Copy every record below exactly as written, but leave out the pictures.

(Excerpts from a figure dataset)
++++++++++
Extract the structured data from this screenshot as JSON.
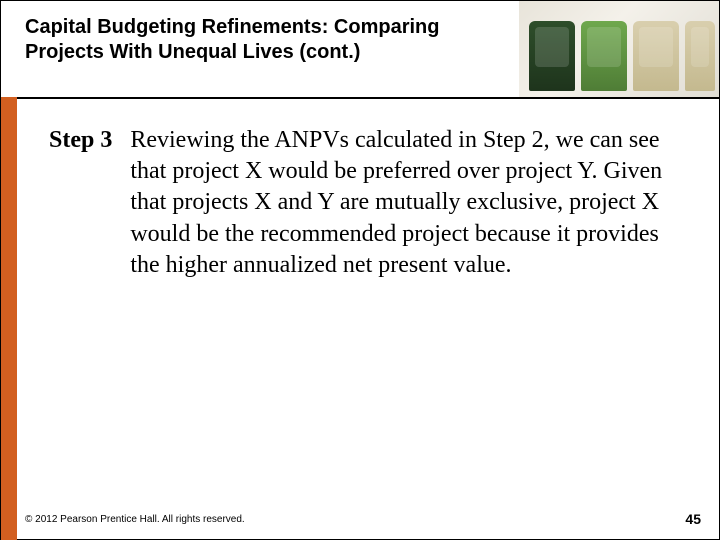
{
  "header": {
    "title": "Capital Budgeting Refinements: Comparing Projects With Unequal Lives (cont.)"
  },
  "content": {
    "step_label": "Step 3",
    "step_text": "Reviewing the ANPVs calculated in Step 2, we can see that project X would be preferred over project Y. Given that projects X and Y are mutually exclusive, project X would be the recommended project because it provides the higher annualized net present value."
  },
  "footer": {
    "copyright": "© 2012 Pearson Prentice Hall. All rights reserved.",
    "page_number": "45"
  },
  "colors": {
    "accent_orange": "#d25f20",
    "text": "#000000",
    "background": "#ffffff"
  }
}
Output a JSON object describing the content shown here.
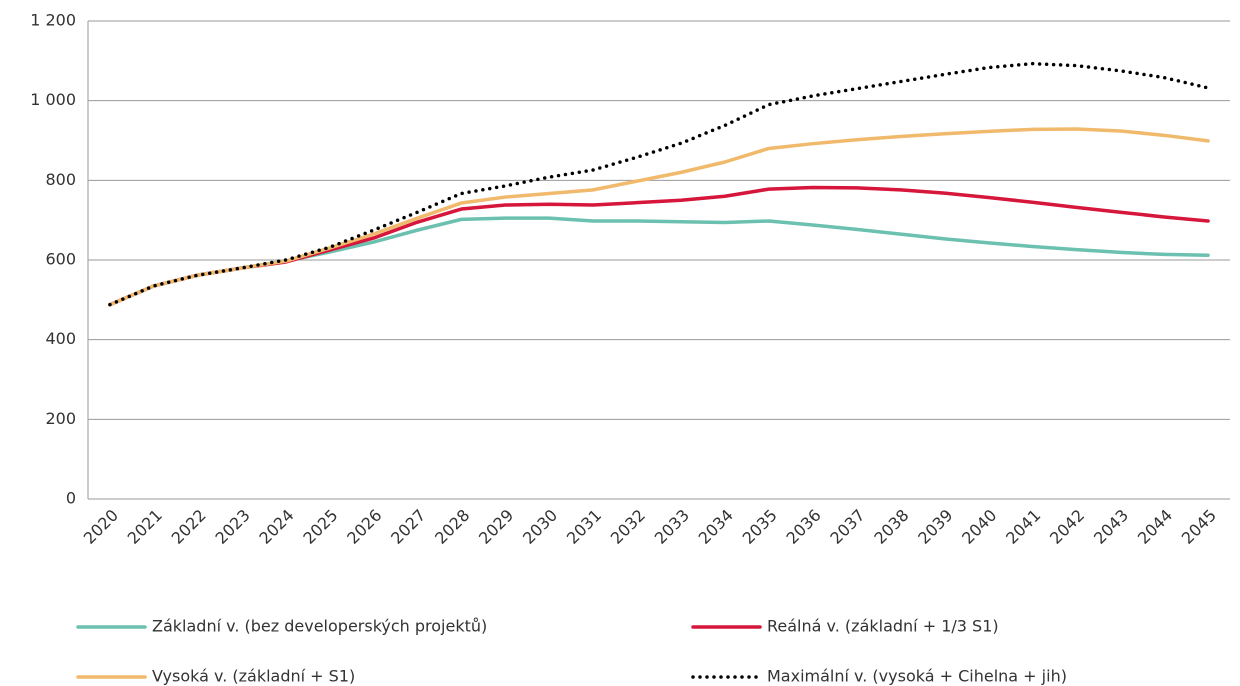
{
  "chart_data": {
    "type": "line",
    "categories": [
      "2020",
      "2021",
      "2022",
      "2023",
      "2024",
      "2025",
      "2026",
      "2027",
      "2028",
      "2029",
      "2030",
      "2031",
      "2032",
      "2033",
      "2034",
      "2035",
      "2036",
      "2037",
      "2038",
      "2039",
      "2040",
      "2041",
      "2042",
      "2043",
      "2044",
      "2045"
    ],
    "series": [
      {
        "name": "Základní v. (bez developerských projektů)",
        "color": "#6cc0b0",
        "style": "solid",
        "values": [
          488,
          535,
          562,
          580,
          597,
          620,
          645,
          675,
          702,
          705,
          705,
          698,
          698,
          696,
          694,
          698,
          688,
          677,
          665,
          653,
          643,
          634,
          626,
          619,
          614,
          612
        ]
      },
      {
        "name": "Reálná v. (základní + 1/3 S1)",
        "color": "#d6163a",
        "style": "solid",
        "values": [
          488,
          535,
          562,
          580,
          595,
          625,
          655,
          695,
          728,
          738,
          740,
          738,
          744,
          750,
          760,
          778,
          782,
          781,
          776,
          768,
          757,
          745,
          732,
          720,
          708,
          698
        ]
      },
      {
        "name": "Vysoká v. (základní + S1)",
        "color": "#f0b96b",
        "style": "solid",
        "values": [
          488,
          535,
          562,
          580,
          597,
          630,
          665,
          705,
          743,
          758,
          767,
          776,
          798,
          820,
          846,
          880,
          892,
          902,
          910,
          917,
          923,
          928,
          929,
          924,
          913,
          899
        ]
      },
      {
        "name": "Maximální v. (vysoká + Cihelna + jih)",
        "color": "#000000",
        "style": "dotted",
        "values": [
          488,
          535,
          562,
          580,
          600,
          632,
          675,
          720,
          767,
          786,
          808,
          826,
          858,
          893,
          938,
          990,
          1012,
          1030,
          1048,
          1066,
          1083,
          1093,
          1088,
          1075,
          1058,
          1032
        ]
      }
    ],
    "ylim": [
      0,
      1200
    ],
    "yticks": [
      0,
      200,
      400,
      600,
      800,
      {
        "value": 1000,
        "label": "1 000"
      },
      {
        "value": 1200,
        "label": "1 200"
      }
    ],
    "grid": true
  }
}
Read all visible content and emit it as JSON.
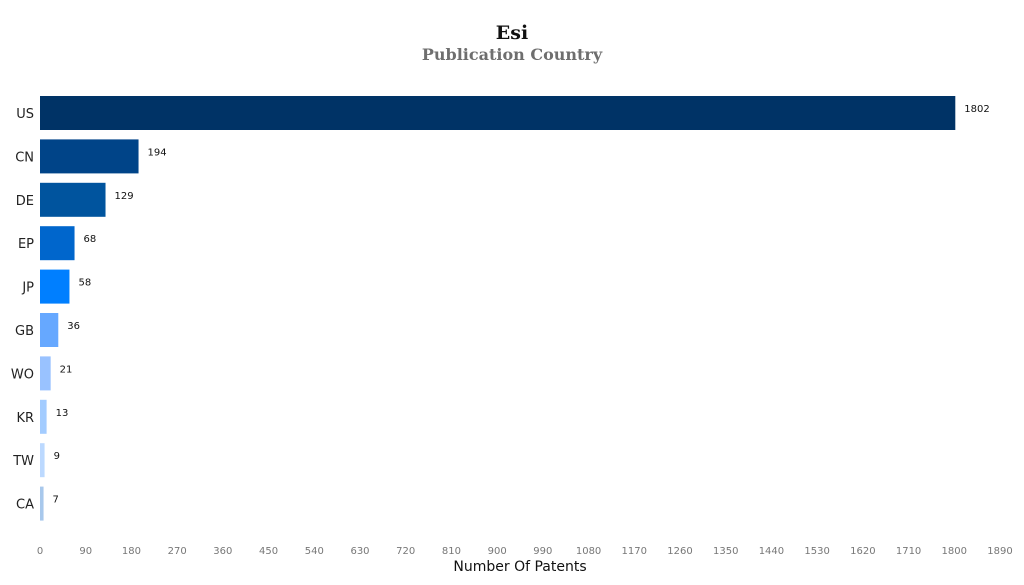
{
  "chart_data": {
    "type": "bar",
    "orientation": "horizontal",
    "title": "Esi",
    "subtitle": "Publication Country",
    "xlabel": "Number Of Patents",
    "ylabel": "",
    "categories": [
      "US",
      "CN",
      "DE",
      "EP",
      "JP",
      "GB",
      "WO",
      "KR",
      "TW",
      "CA"
    ],
    "values": [
      1802,
      194,
      129,
      68,
      58,
      36,
      21,
      13,
      9,
      7
    ],
    "colors": [
      "#003366",
      "#004488",
      "#00549e",
      "#0066cc",
      "#007fff",
      "#66a8ff",
      "#99c2ff",
      "#a3ccff",
      "#bcd9ff",
      "#a8c8ec"
    ],
    "xlim": [
      0,
      1890
    ],
    "xticks": [
      0,
      90,
      180,
      270,
      360,
      450,
      540,
      630,
      720,
      810,
      900,
      990,
      1080,
      1170,
      1260,
      1350,
      1440,
      1530,
      1620,
      1710,
      1800,
      1890
    ],
    "grid": false,
    "legend": "none"
  }
}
++++++++++
• WRITTEN RESPONSE
Extract the structured data from this screenshot as JSON.
{
  "header": {
    "title": "Capital Budgeting Refinements: Comparing Projects With Unequal Lives (cont.)"
  },
  "content": {
    "step_label": "Step 3",
    "step_text": "Reviewing the ANPVs calculated in Step 2, we can see that project X would be preferred over project Y. Given that projects X and Y are mutually exclusive, project X would be the recommended project because it provides the higher annualized net present value."
  },
  "footer": {
    "copyright": "© 2012 Pearson Prentice Hall. All rights reserved.",
    "page_number": "45"
  },
  "colors": {
    "accent_orange": "#d25f20",
    "text": "#000000",
    "background": "#ffffff"
  }
}
Output a JSON object describing the content shown here.
{
  "chart_data": {
    "type": "line",
    "categories": [
      "2020",
      "2021",
      "2022",
      "2023",
      "2024",
      "2025",
      "2026",
      "2027",
      "2028",
      "2029",
      "2030",
      "2031",
      "2032",
      "2033",
      "2034",
      "2035",
      "2036",
      "2037",
      "2038",
      "2039",
      "2040",
      "2041",
      "2042",
      "2043",
      "2044",
      "2045"
    ],
    "series": [
      {
        "name": "Základní v. (bez developerských projektů)",
        "color": "#6cc0b0",
        "style": "solid",
        "values": [
          488,
          535,
          562,
          580,
          597,
          620,
          645,
          675,
          702,
          705,
          705,
          698,
          698,
          696,
          694,
          698,
          688,
          677,
          665,
          653,
          643,
          634,
          626,
          619,
          614,
          612
        ]
      },
      {
        "name": "Reálná v. (základní + 1/3 S1)",
        "color": "#d6163a",
        "style": "solid",
        "values": [
          488,
          535,
          562,
          580,
          595,
          625,
          655,
          695,
          728,
          738,
          740,
          738,
          744,
          750,
          760,
          778,
          782,
          781,
          776,
          768,
          757,
          745,
          732,
          720,
          708,
          698
        ]
      },
      {
        "name": "Vysoká v. (základní + S1)",
        "color": "#f0b96b",
        "style": "solid",
        "values": [
          488,
          535,
          562,
          580,
          597,
          630,
          665,
          705,
          743,
          758,
          767,
          776,
          798,
          820,
          846,
          880,
          892,
          902,
          910,
          917,
          923,
          928,
          929,
          924,
          913,
          899
        ]
      },
      {
        "name": "Maximální v. (vysoká + Cihelna + jih)",
        "color": "#000000",
        "style": "dotted",
        "values": [
          488,
          535,
          562,
          580,
          600,
          632,
          675,
          720,
          767,
          786,
          808,
          826,
          858,
          893,
          938,
          990,
          1012,
          1030,
          1048,
          1066,
          1083,
          1093,
          1088,
          1075,
          1058,
          1032
        ]
      }
    ],
    "ylim": [
      0,
      1200
    ],
    "yticks": [
      0,
      200,
      400,
      600,
      800,
      {
        "value": 1000,
        "label": "1 000"
      },
      {
        "value": 1200,
        "label": "1 200"
      }
    ],
    "grid": true
  }
}
Read all visible content and emit it as JSON.
{
  "chart_data": {
    "type": "bar",
    "orientation": "horizontal",
    "title": "Esi",
    "subtitle": "Publication Country",
    "xlabel": "Number Of Patents",
    "ylabel": "",
    "categories": [
      "US",
      "CN",
      "DE",
      "EP",
      "JP",
      "GB",
      "WO",
      "KR",
      "TW",
      "CA"
    ],
    "values": [
      1802,
      194,
      129,
      68,
      58,
      36,
      21,
      13,
      9,
      7
    ],
    "colors": [
      "#003366",
      "#004488",
      "#00549e",
      "#0066cc",
      "#007fff",
      "#66a8ff",
      "#99c2ff",
      "#a3ccff",
      "#bcd9ff",
      "#a8c8ec"
    ],
    "xlim": [
      0,
      1890
    ],
    "xticks": [
      0,
      90,
      180,
      270,
      360,
      450,
      540,
      630,
      720,
      810,
      900,
      990,
      1080,
      1170,
      1260,
      1350,
      1440,
      1530,
      1620,
      1710,
      1800,
      1890
    ],
    "grid": false,
    "legend": "none"
  }
}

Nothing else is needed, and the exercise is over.